§ Records shown
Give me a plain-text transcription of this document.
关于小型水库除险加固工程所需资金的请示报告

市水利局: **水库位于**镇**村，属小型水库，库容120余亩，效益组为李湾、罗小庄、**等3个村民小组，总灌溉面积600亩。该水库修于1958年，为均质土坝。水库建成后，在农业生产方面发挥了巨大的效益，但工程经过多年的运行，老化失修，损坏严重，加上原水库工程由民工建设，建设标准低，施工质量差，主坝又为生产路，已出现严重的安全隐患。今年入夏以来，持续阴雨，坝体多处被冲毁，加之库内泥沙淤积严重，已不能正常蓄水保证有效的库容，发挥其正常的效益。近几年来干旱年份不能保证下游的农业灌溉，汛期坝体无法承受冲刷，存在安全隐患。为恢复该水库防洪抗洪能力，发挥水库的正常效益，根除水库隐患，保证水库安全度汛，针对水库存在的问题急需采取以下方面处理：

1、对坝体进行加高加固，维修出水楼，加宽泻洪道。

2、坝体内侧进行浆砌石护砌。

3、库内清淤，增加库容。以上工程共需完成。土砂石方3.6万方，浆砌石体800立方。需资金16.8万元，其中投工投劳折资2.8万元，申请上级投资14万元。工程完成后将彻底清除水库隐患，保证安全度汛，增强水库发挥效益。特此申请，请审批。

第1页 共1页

§ Exercise requirements
Write out the complete set of records exactly as given.

§ Solution to this exercise
Give me a plain-text transcription of this document.
关于小型水库除险加固工程所需资金的请示报告

市水利局: **水库位于**镇**村，属小型水库，库容120余亩，效益组为李湾、罗小庄、**等3个村民小组，总灌溉面积600亩。该水库修于1958年，为均质土坝。水库建成后，在农业生产方面发挥了巨大的效益，但工程经过多年的运行，老化失修，损坏严重，加上原水库工程由民工建设，建设标准低，施工质量差，主坝又为生产路，已出现严重的安全隐患。今年入夏以来，持续阴雨，坝体多处被冲毁，加之库内泥沙淤积严重，已不能正常蓄水保证有效的库容，发挥其正常的效益。近几年来干旱年份不能保证下游的农业灌溉，汛期坝体无法承受冲刷，存在安全隐患。为恢复该水库防洪抗洪能力，发挥水库的正常效益，根除水库隐患，保证水库安全度汛，针对水库存在的问题急需采取以下方面处理：

1、对坝体进行加高加固，维修出水楼，加宽泻洪道。

2、坝体内侧进行浆砌石护砌。

3、库内清淤，增加库容。以上工程共需完成。土砂石方3.6万方，浆砌石体800立方。需资金16.8万元，其中投工投劳折资2.8万元，申请上级投资14万元。工程完成后将彻底清除水库隐患，保证安全度汛，增强水库发挥效益。特此申请，请审批。

第1页 共1页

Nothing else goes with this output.